WRITTEN TASK
In the data below, locate each line with the word "minden" and list it.

MATERIAL FOR THE TASK
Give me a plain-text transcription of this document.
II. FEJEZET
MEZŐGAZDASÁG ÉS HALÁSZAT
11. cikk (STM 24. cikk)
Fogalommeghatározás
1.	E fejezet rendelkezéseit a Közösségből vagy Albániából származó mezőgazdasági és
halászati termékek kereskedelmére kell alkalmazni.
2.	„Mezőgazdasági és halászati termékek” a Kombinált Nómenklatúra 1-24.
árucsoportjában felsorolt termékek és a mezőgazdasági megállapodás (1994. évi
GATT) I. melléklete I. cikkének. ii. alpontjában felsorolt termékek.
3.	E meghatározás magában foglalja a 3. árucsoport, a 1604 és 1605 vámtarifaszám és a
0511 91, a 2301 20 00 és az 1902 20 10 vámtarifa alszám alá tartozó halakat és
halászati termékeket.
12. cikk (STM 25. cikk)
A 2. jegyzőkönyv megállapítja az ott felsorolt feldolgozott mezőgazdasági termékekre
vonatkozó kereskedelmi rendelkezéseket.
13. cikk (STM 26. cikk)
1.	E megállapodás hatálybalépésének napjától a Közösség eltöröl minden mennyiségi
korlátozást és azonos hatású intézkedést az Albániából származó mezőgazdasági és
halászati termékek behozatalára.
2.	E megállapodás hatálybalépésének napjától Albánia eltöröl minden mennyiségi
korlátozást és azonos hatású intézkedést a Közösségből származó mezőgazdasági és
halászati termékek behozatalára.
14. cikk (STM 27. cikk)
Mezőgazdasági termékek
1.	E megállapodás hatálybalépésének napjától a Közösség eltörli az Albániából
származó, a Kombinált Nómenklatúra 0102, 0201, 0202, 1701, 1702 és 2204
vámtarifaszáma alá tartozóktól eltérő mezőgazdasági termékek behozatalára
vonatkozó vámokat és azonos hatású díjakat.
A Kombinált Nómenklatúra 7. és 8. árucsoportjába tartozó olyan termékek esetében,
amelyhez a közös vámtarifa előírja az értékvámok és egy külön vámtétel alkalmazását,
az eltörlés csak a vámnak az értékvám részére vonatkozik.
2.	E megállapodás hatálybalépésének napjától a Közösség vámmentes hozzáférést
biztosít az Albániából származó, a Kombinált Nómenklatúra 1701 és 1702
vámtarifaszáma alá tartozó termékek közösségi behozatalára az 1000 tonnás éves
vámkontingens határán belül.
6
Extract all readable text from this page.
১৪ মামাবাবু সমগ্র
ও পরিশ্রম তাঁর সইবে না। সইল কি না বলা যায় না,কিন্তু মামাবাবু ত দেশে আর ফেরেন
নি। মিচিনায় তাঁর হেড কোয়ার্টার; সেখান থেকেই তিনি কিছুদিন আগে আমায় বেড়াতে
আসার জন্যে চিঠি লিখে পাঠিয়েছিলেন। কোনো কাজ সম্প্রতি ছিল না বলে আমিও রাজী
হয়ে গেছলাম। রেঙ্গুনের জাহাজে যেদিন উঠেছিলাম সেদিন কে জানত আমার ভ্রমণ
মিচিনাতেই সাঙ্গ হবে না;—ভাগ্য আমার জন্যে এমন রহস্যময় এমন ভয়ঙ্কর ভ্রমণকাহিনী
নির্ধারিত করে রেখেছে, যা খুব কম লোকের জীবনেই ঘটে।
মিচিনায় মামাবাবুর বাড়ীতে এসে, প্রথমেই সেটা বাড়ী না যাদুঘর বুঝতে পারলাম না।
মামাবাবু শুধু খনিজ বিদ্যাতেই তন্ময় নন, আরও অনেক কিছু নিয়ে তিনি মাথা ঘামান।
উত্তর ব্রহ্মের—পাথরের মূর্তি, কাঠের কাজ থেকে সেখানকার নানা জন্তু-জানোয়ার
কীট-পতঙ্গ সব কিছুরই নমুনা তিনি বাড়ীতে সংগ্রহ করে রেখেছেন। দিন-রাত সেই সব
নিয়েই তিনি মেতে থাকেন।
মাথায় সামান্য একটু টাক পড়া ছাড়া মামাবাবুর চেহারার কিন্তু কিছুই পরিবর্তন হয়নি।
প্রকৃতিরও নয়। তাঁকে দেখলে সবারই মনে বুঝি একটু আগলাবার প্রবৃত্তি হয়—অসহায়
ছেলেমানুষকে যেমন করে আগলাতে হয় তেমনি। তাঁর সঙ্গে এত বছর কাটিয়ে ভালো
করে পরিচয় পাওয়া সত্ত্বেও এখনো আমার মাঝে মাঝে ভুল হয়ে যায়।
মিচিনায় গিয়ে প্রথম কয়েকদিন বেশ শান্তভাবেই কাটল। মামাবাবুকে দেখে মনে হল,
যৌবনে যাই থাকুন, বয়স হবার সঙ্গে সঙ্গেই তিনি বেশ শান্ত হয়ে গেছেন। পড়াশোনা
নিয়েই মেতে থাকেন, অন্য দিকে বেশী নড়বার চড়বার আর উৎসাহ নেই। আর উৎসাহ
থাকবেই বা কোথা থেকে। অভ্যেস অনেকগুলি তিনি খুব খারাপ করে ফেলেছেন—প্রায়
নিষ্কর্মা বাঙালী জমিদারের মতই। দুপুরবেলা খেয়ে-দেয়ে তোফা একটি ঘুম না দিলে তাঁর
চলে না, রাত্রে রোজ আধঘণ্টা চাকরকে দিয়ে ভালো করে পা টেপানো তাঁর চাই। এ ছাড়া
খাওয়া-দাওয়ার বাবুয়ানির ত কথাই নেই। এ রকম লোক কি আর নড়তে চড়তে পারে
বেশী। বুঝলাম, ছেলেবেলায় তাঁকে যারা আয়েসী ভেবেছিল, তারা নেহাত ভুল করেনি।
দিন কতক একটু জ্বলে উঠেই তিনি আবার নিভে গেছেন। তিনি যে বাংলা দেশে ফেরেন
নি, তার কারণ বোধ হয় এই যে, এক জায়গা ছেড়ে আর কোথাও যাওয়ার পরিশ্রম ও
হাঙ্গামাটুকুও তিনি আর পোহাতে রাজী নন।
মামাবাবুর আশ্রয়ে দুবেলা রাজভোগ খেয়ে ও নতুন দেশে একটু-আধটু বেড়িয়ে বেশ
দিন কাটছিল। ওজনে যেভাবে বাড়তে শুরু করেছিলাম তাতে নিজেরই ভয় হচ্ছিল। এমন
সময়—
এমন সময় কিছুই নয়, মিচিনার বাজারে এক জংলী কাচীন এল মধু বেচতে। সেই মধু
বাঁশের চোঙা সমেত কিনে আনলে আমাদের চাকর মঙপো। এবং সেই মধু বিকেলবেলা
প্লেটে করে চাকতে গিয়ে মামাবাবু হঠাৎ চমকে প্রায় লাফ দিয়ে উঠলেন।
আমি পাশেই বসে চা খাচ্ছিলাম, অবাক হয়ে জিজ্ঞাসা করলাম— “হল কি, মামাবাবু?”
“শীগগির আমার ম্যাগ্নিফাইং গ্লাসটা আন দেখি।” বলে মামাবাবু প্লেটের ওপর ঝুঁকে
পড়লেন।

TASK RESPONSE
1.	E megállapodás hatálybalépésének napjától a Közösség eltöröl minden mennyiségi
2.	E megállapodás hatálybalépésének napjától Albánia eltöröl minden mennyiségi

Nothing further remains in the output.